• Written instruction:
Pull out each line of the records holding the string "matricnu".

## start Supplied data

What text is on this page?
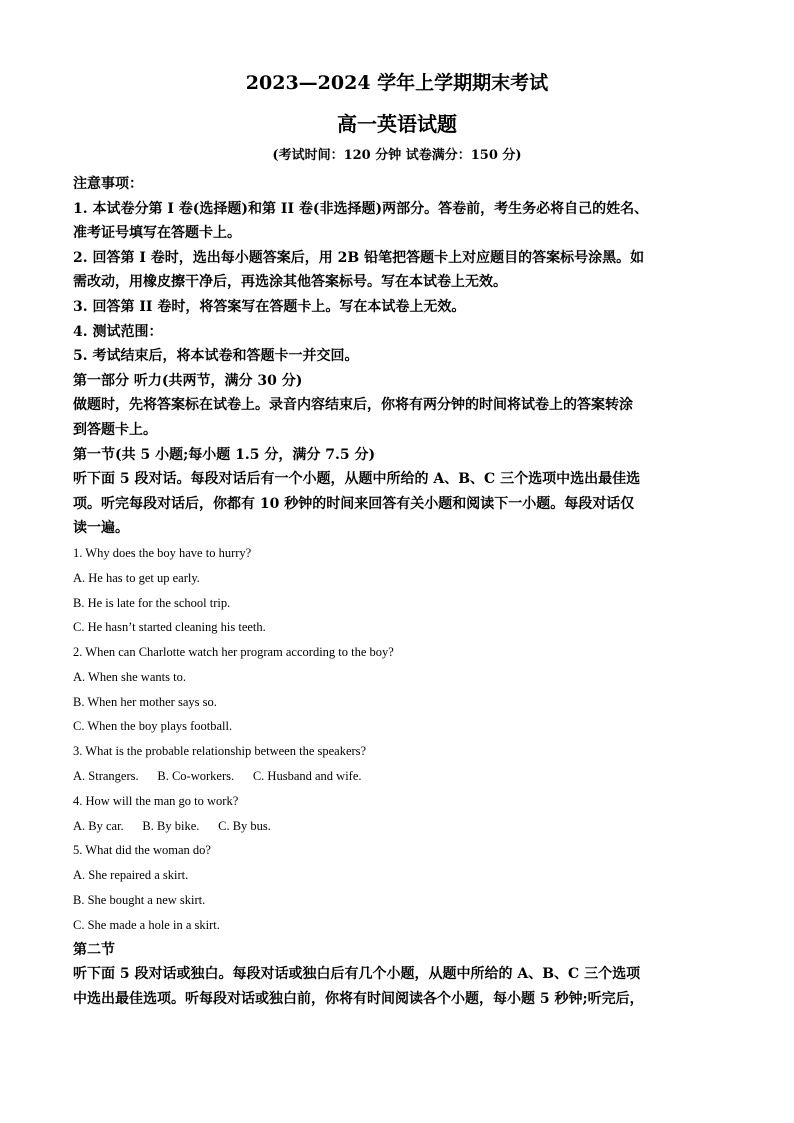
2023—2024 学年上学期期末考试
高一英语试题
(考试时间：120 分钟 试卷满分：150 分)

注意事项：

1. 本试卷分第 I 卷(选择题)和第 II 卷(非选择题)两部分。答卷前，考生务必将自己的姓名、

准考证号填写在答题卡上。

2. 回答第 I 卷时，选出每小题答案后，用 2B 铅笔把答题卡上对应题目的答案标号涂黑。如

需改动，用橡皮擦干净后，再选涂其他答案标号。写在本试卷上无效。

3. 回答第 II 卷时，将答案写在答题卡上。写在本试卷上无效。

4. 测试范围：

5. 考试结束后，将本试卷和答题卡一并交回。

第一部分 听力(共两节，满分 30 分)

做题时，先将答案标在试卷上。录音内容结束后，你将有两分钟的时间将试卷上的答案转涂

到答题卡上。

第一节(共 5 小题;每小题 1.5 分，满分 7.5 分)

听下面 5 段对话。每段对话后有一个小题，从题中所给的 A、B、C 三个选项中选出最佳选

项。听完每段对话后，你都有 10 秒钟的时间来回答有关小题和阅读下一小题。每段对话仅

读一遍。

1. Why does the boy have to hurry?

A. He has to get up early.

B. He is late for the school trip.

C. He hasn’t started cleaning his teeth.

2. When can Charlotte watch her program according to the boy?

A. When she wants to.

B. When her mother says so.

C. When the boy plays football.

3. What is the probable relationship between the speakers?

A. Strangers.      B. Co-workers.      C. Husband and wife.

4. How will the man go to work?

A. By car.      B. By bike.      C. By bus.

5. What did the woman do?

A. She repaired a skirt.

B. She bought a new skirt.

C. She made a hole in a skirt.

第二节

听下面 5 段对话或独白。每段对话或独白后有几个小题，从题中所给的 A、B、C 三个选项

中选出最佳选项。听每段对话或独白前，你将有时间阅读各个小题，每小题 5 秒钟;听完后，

## end Supplied data
## start Supplied data

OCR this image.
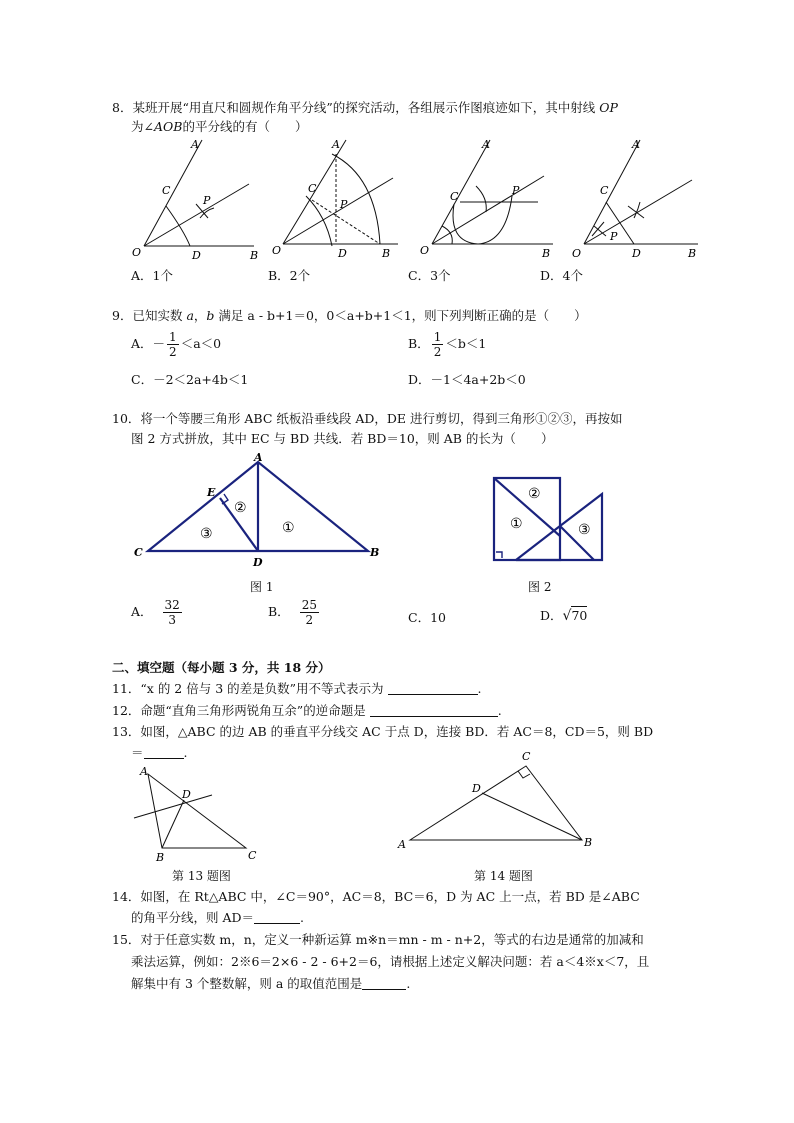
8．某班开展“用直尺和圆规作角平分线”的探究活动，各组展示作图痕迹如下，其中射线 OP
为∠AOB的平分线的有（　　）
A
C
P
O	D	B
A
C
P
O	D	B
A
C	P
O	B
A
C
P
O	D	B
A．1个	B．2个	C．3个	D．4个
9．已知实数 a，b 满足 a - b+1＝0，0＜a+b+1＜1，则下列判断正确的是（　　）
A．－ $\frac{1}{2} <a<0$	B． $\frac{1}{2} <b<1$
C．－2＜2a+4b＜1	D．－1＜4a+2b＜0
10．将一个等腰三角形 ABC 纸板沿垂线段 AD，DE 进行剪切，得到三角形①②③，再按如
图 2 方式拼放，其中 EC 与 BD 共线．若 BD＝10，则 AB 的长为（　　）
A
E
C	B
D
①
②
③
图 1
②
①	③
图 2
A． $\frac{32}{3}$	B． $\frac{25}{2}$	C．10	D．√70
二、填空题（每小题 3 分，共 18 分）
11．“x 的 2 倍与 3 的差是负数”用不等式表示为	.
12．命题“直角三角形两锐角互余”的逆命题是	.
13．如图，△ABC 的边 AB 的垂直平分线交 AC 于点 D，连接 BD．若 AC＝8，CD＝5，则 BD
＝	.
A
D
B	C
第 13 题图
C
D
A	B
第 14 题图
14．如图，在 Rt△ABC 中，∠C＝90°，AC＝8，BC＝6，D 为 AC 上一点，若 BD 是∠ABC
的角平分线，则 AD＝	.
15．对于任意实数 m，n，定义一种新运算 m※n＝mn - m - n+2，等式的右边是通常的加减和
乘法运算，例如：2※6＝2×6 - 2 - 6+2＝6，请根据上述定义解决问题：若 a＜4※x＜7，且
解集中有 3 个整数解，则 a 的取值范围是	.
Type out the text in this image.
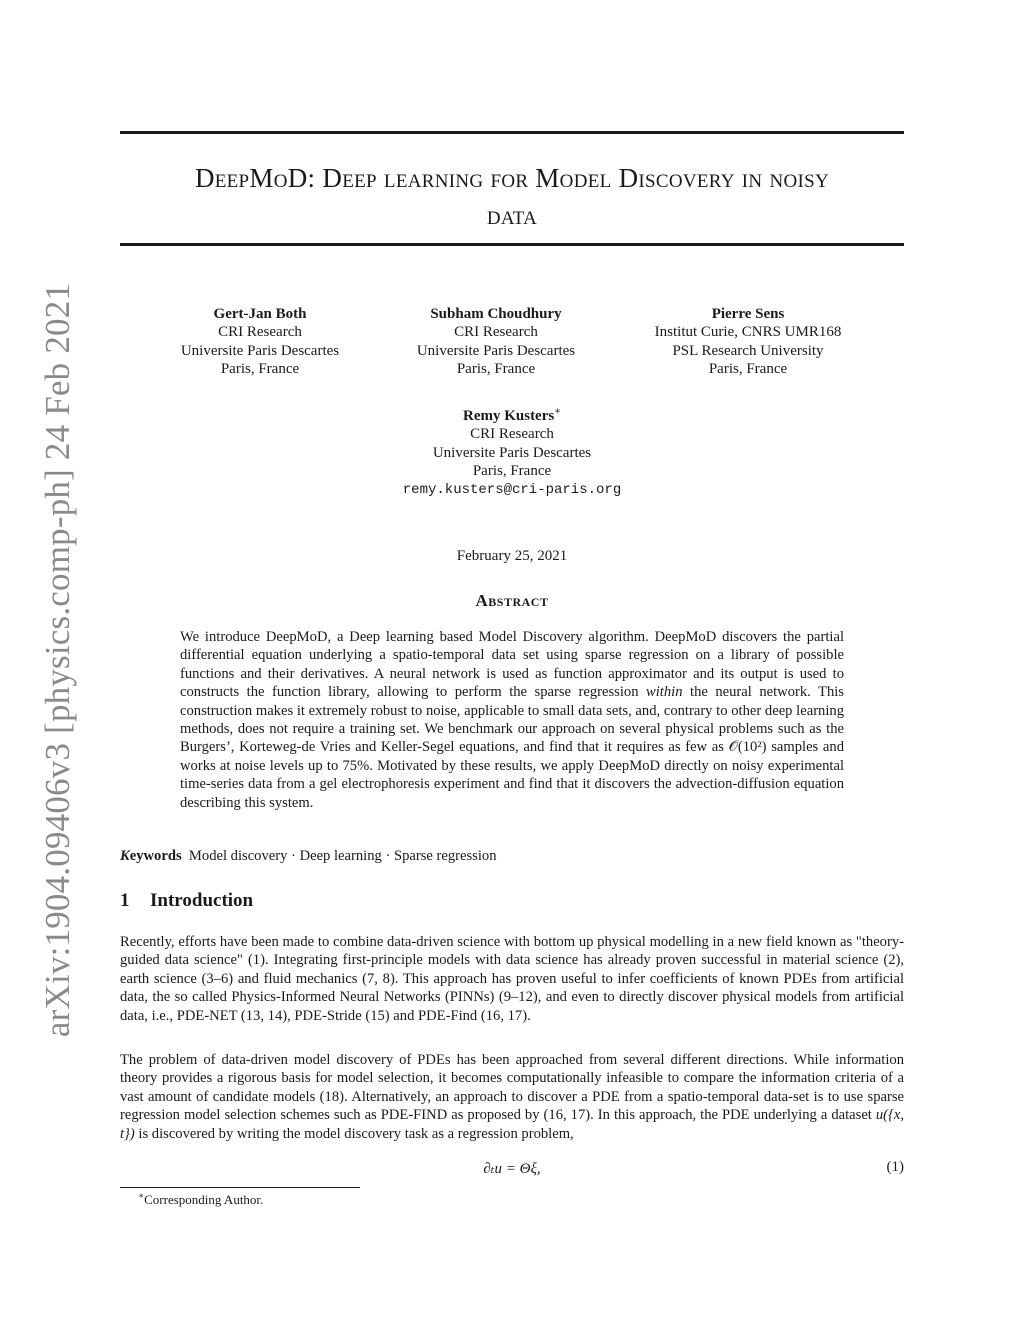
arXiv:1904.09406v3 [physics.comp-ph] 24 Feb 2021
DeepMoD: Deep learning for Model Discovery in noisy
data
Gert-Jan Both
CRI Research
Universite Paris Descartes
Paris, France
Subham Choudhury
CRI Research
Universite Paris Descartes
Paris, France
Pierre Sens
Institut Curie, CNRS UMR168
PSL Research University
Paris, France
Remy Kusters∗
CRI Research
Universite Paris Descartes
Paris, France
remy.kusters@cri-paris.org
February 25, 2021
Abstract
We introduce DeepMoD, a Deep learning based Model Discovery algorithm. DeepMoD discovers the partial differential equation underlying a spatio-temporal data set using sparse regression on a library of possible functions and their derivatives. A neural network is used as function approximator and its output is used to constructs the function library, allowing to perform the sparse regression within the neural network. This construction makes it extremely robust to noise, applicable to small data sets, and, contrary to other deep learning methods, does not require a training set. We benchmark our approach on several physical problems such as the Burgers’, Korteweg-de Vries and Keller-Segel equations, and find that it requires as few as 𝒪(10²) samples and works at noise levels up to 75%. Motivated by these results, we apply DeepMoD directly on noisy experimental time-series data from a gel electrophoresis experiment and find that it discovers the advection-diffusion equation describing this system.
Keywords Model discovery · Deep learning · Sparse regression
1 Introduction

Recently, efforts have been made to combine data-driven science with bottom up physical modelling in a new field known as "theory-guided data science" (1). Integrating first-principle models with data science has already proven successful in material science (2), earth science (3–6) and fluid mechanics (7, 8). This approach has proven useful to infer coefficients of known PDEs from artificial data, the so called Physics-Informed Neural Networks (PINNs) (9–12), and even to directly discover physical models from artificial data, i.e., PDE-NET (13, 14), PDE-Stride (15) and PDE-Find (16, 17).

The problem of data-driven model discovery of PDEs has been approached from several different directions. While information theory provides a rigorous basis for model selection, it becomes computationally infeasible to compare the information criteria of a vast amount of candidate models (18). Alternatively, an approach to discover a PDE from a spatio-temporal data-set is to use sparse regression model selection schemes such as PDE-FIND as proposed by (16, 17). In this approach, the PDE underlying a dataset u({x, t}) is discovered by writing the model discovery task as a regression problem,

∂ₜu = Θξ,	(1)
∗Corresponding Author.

## end Supplied data
## start Supplied data

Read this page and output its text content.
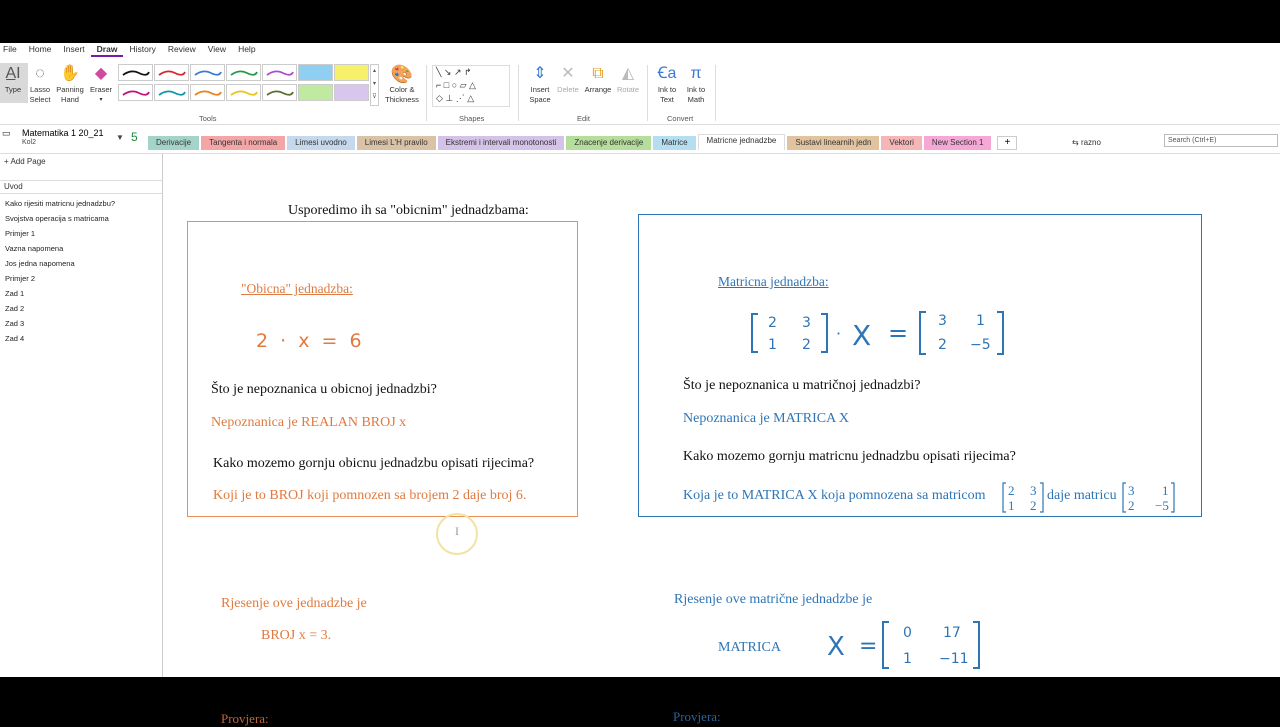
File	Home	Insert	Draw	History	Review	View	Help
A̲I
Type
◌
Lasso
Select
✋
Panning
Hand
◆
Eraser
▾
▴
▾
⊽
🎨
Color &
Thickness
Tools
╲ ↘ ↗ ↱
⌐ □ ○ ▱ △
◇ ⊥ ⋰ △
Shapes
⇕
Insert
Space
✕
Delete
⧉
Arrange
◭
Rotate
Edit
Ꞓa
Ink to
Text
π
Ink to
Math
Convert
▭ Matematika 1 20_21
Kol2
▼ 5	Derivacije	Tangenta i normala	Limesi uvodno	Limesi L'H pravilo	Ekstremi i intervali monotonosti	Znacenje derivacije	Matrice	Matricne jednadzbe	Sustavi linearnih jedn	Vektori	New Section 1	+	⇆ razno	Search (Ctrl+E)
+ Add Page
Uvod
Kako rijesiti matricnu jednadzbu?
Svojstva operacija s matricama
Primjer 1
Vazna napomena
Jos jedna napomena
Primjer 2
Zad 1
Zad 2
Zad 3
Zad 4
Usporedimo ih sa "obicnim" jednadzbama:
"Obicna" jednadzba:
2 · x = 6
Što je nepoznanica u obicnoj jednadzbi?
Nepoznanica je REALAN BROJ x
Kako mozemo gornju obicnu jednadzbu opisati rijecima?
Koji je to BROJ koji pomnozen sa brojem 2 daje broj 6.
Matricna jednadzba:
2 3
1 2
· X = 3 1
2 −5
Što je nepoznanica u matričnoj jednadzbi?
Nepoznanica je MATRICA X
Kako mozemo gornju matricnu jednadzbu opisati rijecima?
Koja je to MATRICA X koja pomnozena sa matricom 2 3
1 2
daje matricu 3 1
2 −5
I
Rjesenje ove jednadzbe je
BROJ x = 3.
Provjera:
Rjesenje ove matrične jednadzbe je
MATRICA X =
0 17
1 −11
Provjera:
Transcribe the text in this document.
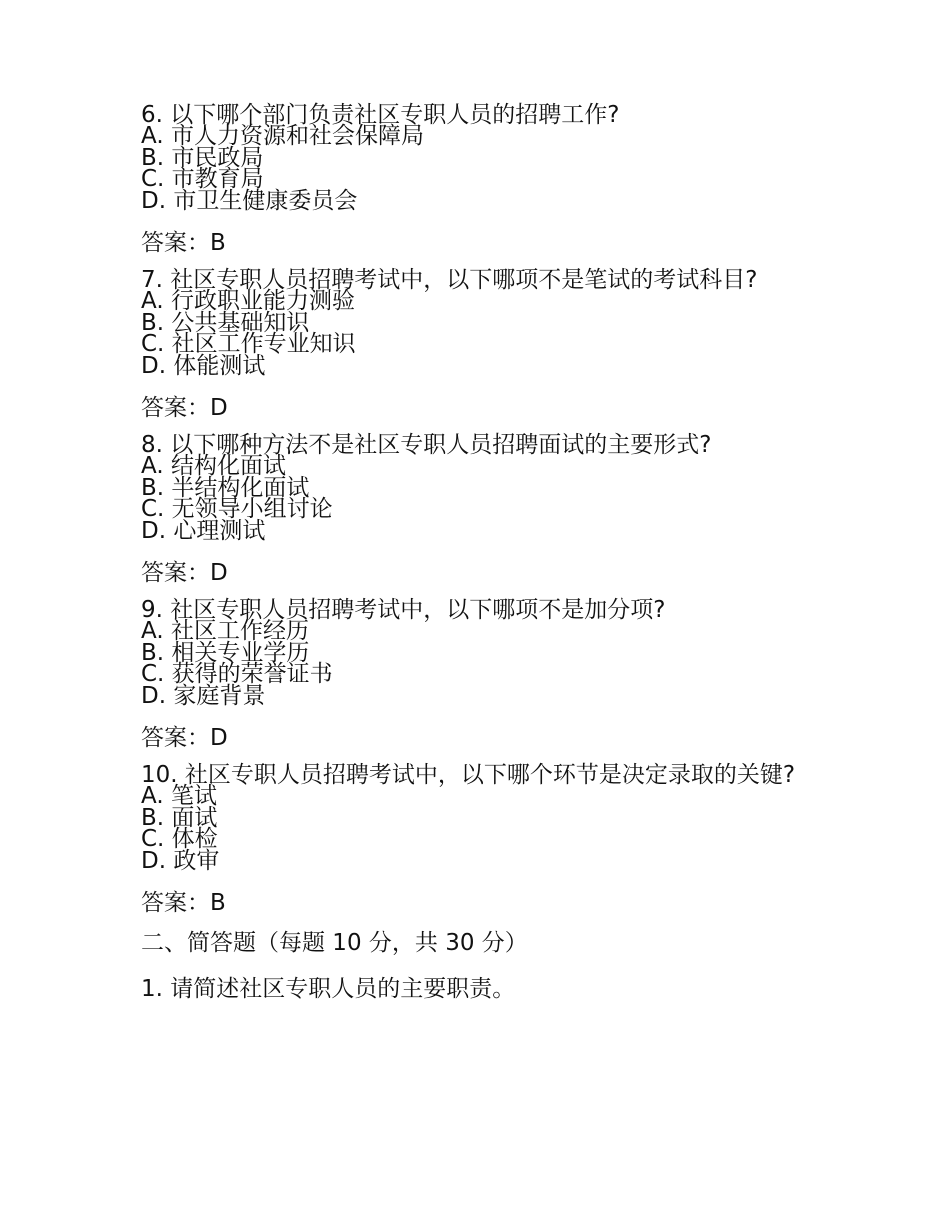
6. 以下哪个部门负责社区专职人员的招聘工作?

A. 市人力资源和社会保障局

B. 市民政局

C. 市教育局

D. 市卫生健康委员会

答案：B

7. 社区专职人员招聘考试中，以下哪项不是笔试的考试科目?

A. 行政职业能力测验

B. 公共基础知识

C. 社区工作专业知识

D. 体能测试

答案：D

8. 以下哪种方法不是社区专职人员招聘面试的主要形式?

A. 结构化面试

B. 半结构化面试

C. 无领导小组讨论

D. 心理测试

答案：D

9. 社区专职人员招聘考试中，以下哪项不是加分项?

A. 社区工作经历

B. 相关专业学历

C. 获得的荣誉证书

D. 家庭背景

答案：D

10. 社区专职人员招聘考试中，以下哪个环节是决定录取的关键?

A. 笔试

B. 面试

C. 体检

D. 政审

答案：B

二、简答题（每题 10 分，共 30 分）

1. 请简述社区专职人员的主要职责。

## end Supplied data

• Solution for this exercise:
Kako rijesiti matricnu jednadzbu?
Kako mozemo gornju matricnu jednadzbu opisati rijecima?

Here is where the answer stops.